## [Problem details]
For each line below that includes the word "Obligés", make a copy.

## [Provided material]
·····
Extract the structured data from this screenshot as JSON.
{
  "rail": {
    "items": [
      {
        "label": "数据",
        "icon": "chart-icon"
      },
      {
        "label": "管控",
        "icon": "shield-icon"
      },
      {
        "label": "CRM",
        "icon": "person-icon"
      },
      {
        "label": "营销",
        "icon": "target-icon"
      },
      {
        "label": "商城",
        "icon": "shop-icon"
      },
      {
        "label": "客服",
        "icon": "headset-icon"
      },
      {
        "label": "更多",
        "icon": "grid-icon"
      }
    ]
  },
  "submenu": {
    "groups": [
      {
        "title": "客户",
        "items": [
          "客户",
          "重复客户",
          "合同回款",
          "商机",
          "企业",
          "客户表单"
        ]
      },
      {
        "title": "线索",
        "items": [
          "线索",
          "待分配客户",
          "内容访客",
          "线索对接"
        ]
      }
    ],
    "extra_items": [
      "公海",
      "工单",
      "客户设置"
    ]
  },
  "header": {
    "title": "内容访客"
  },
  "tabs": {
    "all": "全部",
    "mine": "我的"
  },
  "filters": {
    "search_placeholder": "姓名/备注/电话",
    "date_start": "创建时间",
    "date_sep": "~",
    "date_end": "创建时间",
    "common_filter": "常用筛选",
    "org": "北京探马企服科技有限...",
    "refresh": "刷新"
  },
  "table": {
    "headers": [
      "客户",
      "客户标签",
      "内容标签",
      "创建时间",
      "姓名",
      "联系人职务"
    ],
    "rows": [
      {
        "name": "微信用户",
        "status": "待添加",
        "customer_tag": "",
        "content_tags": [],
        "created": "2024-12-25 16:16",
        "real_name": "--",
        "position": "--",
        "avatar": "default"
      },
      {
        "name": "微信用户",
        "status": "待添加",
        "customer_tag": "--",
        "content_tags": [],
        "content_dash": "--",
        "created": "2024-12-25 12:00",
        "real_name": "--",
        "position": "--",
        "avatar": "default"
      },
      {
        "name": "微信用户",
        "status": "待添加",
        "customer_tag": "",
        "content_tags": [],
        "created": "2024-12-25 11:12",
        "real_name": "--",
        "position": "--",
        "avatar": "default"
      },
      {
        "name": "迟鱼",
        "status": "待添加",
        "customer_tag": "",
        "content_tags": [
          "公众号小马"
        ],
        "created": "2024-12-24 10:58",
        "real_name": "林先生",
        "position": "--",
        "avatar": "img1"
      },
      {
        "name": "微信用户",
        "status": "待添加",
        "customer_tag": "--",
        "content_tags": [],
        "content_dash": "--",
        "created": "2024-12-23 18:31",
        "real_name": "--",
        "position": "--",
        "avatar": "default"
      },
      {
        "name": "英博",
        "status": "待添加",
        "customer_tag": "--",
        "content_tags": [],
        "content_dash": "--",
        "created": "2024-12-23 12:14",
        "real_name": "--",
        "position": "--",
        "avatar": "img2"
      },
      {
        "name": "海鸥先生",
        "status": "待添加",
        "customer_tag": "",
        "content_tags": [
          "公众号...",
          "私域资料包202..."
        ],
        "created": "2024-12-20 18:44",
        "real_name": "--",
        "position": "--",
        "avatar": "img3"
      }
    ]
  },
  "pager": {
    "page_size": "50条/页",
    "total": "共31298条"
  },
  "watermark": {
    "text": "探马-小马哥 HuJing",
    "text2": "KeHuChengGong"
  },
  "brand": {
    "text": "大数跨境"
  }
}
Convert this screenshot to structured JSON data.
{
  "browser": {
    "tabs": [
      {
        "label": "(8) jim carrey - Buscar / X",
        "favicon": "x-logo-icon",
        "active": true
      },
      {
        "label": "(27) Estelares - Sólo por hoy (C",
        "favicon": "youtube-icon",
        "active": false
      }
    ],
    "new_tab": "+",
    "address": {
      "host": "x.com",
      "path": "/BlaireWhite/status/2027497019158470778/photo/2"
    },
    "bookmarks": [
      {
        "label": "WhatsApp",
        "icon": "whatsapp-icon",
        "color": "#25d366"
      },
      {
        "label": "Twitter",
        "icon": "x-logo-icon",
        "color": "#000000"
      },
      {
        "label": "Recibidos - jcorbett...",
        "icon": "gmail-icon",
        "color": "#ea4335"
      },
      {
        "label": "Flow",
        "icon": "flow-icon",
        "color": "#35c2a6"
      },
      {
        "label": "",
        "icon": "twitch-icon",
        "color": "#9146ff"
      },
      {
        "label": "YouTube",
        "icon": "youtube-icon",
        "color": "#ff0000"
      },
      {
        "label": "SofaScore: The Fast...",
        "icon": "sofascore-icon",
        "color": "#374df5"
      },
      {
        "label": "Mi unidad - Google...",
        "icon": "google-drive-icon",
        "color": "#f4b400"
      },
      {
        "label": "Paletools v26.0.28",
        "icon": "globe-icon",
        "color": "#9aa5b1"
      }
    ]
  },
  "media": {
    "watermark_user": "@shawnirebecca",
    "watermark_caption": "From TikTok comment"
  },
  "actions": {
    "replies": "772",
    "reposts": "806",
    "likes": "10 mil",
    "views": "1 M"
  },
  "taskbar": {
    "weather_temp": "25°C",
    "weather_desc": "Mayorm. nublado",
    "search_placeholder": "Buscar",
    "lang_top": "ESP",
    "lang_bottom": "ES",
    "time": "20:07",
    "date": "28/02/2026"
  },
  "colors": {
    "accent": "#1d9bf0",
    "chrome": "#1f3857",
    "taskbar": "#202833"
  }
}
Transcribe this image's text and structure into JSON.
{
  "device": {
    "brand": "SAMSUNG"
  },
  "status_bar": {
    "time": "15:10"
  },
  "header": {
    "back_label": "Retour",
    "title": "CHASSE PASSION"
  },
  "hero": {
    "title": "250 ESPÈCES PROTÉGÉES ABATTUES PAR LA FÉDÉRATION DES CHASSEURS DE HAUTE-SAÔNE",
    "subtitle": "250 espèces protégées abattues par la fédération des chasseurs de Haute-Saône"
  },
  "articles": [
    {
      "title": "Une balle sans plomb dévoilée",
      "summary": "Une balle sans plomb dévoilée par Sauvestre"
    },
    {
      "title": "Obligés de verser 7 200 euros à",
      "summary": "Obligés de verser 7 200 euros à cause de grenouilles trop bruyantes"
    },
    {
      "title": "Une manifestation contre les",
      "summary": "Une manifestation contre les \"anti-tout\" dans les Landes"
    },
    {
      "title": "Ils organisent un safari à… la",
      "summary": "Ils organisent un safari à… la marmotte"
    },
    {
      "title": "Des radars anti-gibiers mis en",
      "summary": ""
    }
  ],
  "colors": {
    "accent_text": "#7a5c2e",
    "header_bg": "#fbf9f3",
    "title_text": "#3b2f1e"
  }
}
·····
## [Task result]
      "title": "Obligés de verser 7 200 euros à",
      "summary": "Obligés de verser 7 200 euros à cause de grenouilles trop bruyantes"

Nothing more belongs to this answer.